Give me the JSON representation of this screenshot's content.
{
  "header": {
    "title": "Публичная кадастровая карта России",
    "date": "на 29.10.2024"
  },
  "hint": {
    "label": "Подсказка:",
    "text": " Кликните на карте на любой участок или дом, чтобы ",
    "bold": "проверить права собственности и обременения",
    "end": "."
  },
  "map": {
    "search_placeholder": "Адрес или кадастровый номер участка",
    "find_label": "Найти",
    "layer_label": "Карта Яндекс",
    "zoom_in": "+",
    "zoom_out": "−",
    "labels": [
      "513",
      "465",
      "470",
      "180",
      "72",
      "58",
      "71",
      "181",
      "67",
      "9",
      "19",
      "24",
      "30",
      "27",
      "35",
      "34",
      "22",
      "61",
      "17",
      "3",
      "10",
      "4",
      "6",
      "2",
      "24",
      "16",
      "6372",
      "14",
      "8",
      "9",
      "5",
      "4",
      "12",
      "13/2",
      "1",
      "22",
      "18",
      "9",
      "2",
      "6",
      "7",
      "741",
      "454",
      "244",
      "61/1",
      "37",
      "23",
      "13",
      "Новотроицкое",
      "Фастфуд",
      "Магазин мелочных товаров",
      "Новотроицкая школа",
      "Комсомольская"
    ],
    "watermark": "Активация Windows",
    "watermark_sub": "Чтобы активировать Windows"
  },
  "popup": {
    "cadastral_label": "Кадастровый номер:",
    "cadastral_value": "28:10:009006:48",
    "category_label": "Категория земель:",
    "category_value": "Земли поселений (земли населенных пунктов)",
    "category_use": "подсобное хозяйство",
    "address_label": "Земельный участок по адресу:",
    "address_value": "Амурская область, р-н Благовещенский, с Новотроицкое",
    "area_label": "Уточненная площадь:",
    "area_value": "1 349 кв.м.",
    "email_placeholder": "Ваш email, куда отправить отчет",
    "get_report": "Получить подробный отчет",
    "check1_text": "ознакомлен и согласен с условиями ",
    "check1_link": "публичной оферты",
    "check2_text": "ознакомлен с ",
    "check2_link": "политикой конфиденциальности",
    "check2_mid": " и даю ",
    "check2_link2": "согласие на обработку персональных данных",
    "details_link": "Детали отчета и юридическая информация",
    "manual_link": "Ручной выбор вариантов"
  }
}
:::::
STATED PROBLEM
All lines above containing the string "Новотроицкое" are to be collected.

OUTPUT BELOW
      "Новотроицкое",
    "address_value": "Амурская область, р-н Благовещенский, с Новотроицкое",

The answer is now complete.